● Problem details:
How many lines in the listing below include the word "Medications"? Reply with the count alone.
# Start of Supplied records
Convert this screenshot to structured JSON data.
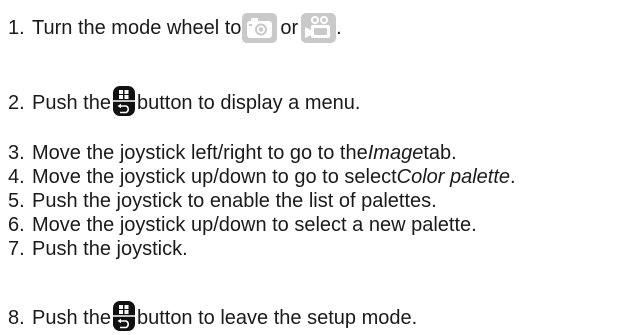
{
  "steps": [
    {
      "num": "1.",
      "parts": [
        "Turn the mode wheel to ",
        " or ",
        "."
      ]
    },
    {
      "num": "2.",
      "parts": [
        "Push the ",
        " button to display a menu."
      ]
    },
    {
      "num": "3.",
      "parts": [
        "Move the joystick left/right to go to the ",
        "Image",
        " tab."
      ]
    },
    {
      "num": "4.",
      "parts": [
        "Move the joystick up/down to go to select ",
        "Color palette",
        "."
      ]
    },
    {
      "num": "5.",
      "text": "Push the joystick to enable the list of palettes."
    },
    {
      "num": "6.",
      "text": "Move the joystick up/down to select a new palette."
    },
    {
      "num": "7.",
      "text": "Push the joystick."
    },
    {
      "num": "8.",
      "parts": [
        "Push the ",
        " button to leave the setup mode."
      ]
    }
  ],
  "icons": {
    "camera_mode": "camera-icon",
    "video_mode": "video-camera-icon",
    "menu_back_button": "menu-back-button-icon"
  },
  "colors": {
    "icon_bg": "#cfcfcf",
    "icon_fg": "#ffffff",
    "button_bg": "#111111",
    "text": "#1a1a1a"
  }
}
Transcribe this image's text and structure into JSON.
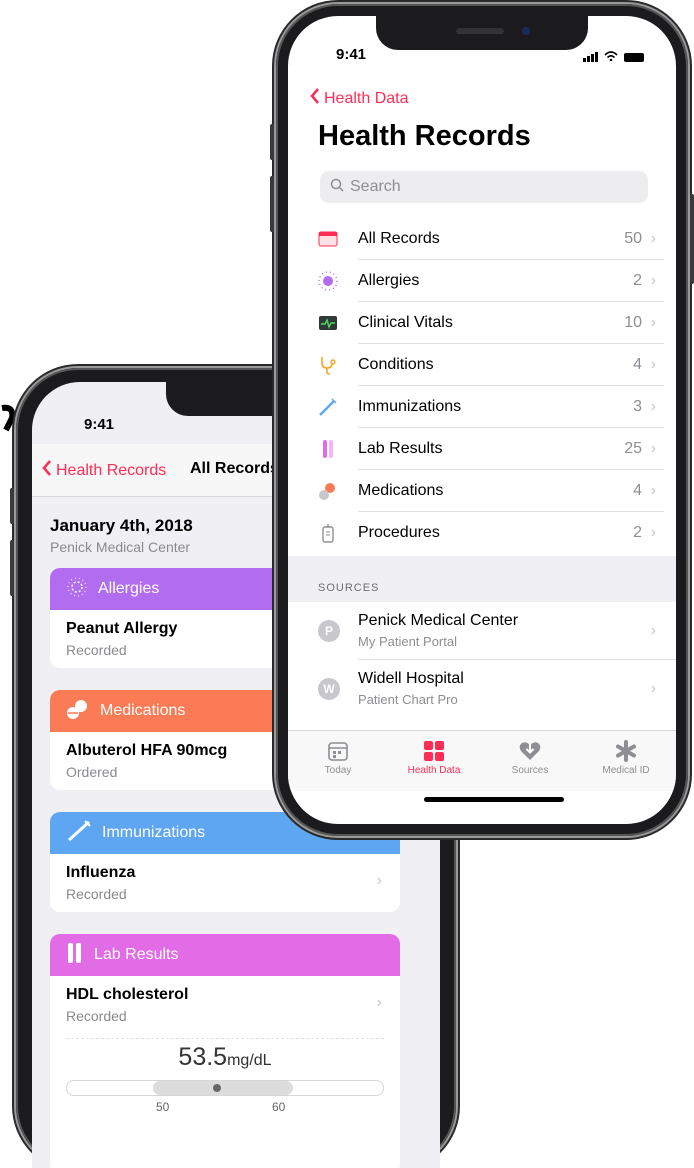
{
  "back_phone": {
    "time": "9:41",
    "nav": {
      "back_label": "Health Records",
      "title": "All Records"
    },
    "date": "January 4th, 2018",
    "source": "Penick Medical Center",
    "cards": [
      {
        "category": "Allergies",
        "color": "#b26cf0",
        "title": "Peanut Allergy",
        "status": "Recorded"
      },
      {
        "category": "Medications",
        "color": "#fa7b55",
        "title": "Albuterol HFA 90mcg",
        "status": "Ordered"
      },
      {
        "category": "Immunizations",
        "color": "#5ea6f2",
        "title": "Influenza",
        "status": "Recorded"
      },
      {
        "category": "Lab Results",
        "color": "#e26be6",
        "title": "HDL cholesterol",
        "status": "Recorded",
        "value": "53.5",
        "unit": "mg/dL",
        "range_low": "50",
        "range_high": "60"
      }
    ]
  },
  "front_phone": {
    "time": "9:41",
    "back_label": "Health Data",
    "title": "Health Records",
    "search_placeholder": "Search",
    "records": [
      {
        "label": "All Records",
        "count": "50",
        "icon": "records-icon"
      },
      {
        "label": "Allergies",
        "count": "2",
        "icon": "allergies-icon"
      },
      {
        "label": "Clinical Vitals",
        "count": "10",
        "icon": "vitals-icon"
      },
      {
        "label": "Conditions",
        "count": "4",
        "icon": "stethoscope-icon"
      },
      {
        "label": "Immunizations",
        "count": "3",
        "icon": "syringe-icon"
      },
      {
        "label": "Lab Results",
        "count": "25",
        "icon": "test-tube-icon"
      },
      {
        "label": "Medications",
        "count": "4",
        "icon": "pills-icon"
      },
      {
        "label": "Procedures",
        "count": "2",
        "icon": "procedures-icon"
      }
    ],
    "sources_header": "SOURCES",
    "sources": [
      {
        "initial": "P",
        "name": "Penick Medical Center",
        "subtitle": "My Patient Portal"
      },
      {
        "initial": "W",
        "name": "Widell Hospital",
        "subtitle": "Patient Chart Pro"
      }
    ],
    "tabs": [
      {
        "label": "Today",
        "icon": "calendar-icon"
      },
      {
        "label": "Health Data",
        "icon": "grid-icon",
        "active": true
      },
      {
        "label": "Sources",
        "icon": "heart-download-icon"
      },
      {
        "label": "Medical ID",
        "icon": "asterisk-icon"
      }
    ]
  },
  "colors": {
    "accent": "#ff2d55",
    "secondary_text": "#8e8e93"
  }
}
# End of Supplied records
● Solution:
2